[Lines of data]
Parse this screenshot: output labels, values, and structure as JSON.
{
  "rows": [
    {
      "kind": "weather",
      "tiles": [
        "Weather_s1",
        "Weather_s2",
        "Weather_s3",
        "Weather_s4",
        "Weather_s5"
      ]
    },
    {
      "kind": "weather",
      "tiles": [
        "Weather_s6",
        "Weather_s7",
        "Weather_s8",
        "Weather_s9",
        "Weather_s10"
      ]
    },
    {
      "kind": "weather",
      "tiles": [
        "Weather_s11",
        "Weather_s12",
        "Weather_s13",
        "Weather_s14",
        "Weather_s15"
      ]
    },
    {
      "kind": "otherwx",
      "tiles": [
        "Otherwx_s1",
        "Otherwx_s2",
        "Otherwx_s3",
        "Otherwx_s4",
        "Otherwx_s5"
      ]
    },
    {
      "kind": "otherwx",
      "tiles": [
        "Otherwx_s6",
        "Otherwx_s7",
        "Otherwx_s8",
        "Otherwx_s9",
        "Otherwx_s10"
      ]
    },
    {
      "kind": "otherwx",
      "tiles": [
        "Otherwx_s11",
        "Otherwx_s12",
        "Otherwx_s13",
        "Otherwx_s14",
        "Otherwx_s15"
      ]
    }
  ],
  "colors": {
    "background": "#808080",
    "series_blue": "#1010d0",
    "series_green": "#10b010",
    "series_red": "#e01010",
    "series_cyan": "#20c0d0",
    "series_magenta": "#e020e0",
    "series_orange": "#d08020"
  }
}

** What you should do **
Set down all of the records shown above once more, exactly.

** Reply **
Parse this screenshot: output labels, values, and structure as JSON.
{
  "rows": [
    {
      "kind": "weather",
      "tiles": [
        "Weather_s1",
        "Weather_s2",
        "Weather_s3",
        "Weather_s4",
        "Weather_s5"
      ]
    },
    {
      "kind": "weather",
      "tiles": [
        "Weather_s6",
        "Weather_s7",
        "Weather_s8",
        "Weather_s9",
        "Weather_s10"
      ]
    },
    {
      "kind": "weather",
      "tiles": [
        "Weather_s11",
        "Weather_s12",
        "Weather_s13",
        "Weather_s14",
        "Weather_s15"
      ]
    },
    {
      "kind": "otherwx",
      "tiles": [
        "Otherwx_s1",
        "Otherwx_s2",
        "Otherwx_s3",
        "Otherwx_s4",
        "Otherwx_s5"
      ]
    },
    {
      "kind": "otherwx",
      "tiles": [
        "Otherwx_s6",
        "Otherwx_s7",
        "Otherwx_s8",
        "Otherwx_s9",
        "Otherwx_s10"
      ]
    },
    {
      "kind": "otherwx",
      "tiles": [
        "Otherwx_s11",
        "Otherwx_s12",
        "Otherwx_s13",
        "Otherwx_s14",
        "Otherwx_s15"
      ]
    }
  ],
  "colors": {
    "background": "#808080",
    "series_blue": "#1010d0",
    "series_green": "#10b010",
    "series_red": "#e01010",
    "series_cyan": "#20c0d0",
    "series_magenta": "#e020e0",
    "series_orange": "#d08020"
  }
}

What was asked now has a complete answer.